» **EXERCISE TASK**: Can you reproduce the material below word for word, leaving out the pictures?

[Listings of boxed layout items]

--- --- ---

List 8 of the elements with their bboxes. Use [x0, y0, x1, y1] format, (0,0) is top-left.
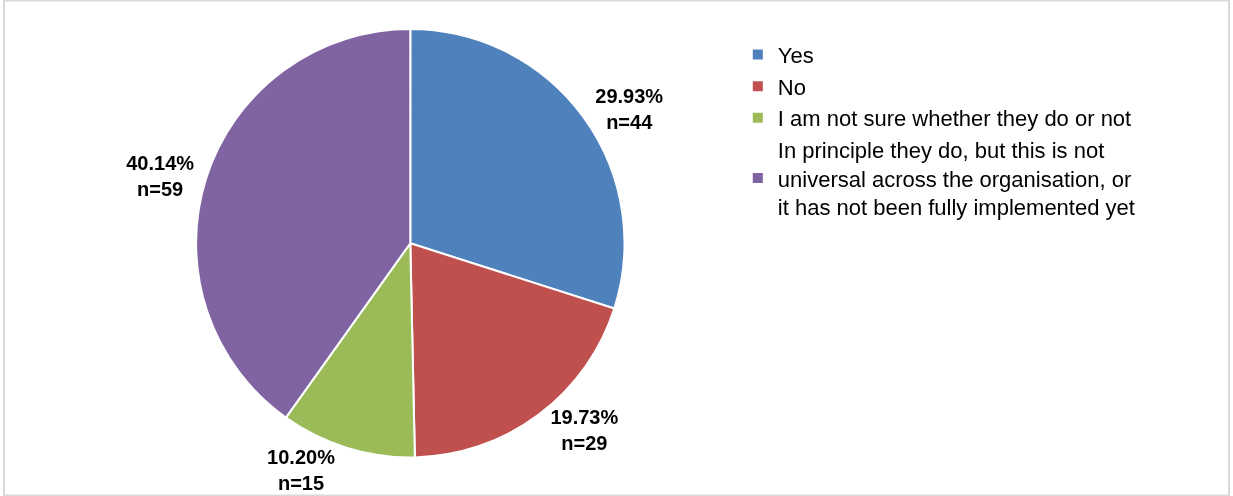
legend-label: In principle they do, but this is not universal across the organisation, or it has not been fully implemented yet	[777, 137, 1135, 221]
data-label: 19.73% n=29	[550, 406, 619, 455]
data-label: 29.93% n=44	[595, 84, 664, 133]
legend-label: No	[777, 74, 806, 100]
data-label: 40.14% n=59	[126, 151, 195, 200]
data-label: 10.20% n=15	[267, 445, 336, 494]
legend-label: I am not sure whether they do or not	[777, 106, 1132, 132]
legend-label: Yes	[777, 43, 814, 69]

--- --- ---

» **IN RESPONSE**:
List 8 of the elements with their bboxes. Use [x0, y0, x1, y1] format, (0,0) is top-left.
legend-label: In principle they do, but this is not universal across the organisation, or it has not been fully implemented yet	[777, 137, 1135, 221]
data-label: 19.73% n=29	[550, 406, 619, 455]
data-label: 29.93% n=44	[595, 84, 664, 133]
legend-label: No	[777, 74, 806, 100]
data-label: 40.14% n=59	[126, 151, 195, 200]
data-label: 10.20% n=15	[267, 445, 336, 494]
legend-label: I am not sure whether they do or not	[777, 106, 1132, 132]
legend-label: Yes	[777, 43, 814, 69]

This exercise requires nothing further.